### Extracted data
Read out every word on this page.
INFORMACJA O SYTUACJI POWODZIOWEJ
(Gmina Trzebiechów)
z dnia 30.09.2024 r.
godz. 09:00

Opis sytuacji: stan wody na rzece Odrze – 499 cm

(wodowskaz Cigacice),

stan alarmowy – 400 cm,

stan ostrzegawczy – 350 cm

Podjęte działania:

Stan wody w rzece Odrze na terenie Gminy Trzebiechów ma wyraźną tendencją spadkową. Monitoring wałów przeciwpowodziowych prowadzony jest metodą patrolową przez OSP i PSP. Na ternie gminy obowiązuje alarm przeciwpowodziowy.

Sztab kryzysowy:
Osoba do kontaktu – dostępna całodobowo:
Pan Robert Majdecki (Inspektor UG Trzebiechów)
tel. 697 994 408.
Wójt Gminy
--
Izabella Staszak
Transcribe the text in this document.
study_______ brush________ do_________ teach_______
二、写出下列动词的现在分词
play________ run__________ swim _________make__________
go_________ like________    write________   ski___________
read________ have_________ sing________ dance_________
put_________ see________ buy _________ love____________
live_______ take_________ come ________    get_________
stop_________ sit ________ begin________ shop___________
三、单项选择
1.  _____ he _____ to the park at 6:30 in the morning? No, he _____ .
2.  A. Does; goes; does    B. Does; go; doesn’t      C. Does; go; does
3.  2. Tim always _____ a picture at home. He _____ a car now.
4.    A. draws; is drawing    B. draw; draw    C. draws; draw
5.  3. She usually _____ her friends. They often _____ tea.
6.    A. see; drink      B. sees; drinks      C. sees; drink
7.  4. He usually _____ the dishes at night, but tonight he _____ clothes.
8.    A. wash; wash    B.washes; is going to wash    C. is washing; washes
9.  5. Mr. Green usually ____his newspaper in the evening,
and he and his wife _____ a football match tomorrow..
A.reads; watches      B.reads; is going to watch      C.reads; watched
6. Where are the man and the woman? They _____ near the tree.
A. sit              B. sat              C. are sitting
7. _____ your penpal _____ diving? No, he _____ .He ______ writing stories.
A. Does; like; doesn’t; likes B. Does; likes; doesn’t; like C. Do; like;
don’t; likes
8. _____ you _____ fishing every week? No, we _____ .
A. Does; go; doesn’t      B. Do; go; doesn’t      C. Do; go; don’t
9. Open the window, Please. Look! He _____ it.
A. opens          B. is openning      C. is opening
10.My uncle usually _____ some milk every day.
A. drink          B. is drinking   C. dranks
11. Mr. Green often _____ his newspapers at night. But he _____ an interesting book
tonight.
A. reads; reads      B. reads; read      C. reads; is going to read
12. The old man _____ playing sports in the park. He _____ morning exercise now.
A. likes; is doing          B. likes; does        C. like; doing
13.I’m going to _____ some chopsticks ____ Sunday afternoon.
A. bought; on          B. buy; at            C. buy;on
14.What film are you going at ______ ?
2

### Exercise aim
All of the data must be returned exactly.

### Answer for this exercise
Read out every word on this page.
INFORMACJA O SYTUACJI POWODZIOWEJ
(Gmina Trzebiechów)
z dnia 30.09.2024 r.
godz. 09:00

Opis sytuacji: stan wody na rzece Odrze – 499 cm

(wodowskaz Cigacice),

stan alarmowy – 400 cm,

stan ostrzegawczy – 350 cm

Podjęte działania:

Stan wody w rzece Odrze na terenie Gminy Trzebiechów ma wyraźną tendencją spadkową. Monitoring wałów przeciwpowodziowych prowadzony jest metodą patrolową przez OSP i PSP. Na ternie gminy obowiązuje alarm przeciwpowodziowy.

Sztab kryzysowy:
Osoba do kontaktu – dostępna całodobowo:
Pan Robert Majdecki (Inspektor UG Trzebiechów)
tel. 697 994 408.
Wójt Gminy
--
Izabella Staszak
Transcribe the text in this document.
study_______ brush________ do_________ teach_______
二、写出下列动词的现在分词
play________ run__________ swim _________make__________
go_________ like________    write________   ski___________
read________ have_________ sing________ dance_________
put_________ see________ buy _________ love____________
live_______ take_________ come ________    get_________
stop_________ sit ________ begin________ shop___________
三、单项选择
1.  _____ he _____ to the park at 6:30 in the morning? No, he _____ .
2.  A. Does; goes; does    B. Does; go; doesn’t      C. Does; go; does
3.  2. Tim always _____ a picture at home. He _____ a car now.
4.    A. draws; is drawing    B. draw; draw    C. draws; draw
5.  3. She usually _____ her friends. They often _____ tea.
6.    A. see; drink      B. sees; drinks      C. sees; drink
7.  4. He usually _____ the dishes at night, but tonight he _____ clothes.
8.    A. wash; wash    B.washes; is going to wash    C. is washing; washes
9.  5. Mr. Green usually ____his newspaper in the evening,
and he and his wife _____ a football match tomorrow..
A.reads; watches      B.reads; is going to watch      C.reads; watched
6. Where are the man and the woman? They _____ near the tree.
A. sit              B. sat              C. are sitting
7. _____ your penpal _____ diving? No, he _____ .He ______ writing stories.
A. Does; like; doesn’t; likes B. Does; likes; doesn’t; like C. Do; like;
don’t; likes
8. _____ you _____ fishing every week? No, we _____ .
A. Does; go; doesn’t      B. Do; go; doesn’t      C. Do; go; don’t
9. Open the window, Please. Look! He _____ it.
A. opens          B. is openning      C. is opening
10.My uncle usually _____ some milk every day.
A. drink          B. is drinking   C. dranks
11. Mr. Green often _____ his newspapers at night. But he _____ an interesting book
tonight.
A. reads; reads      B. reads; read      C. reads; is going to read
12. The old man _____ playing sports in the park. He _____ morning exercise now.
A. likes; is doing          B. likes; does        C. like; doing
13.I’m going to _____ some chopsticks ____ Sunday afternoon.
A. bought; on          B. buy; at            C. buy;on
14.What film are you going at ______ ?
2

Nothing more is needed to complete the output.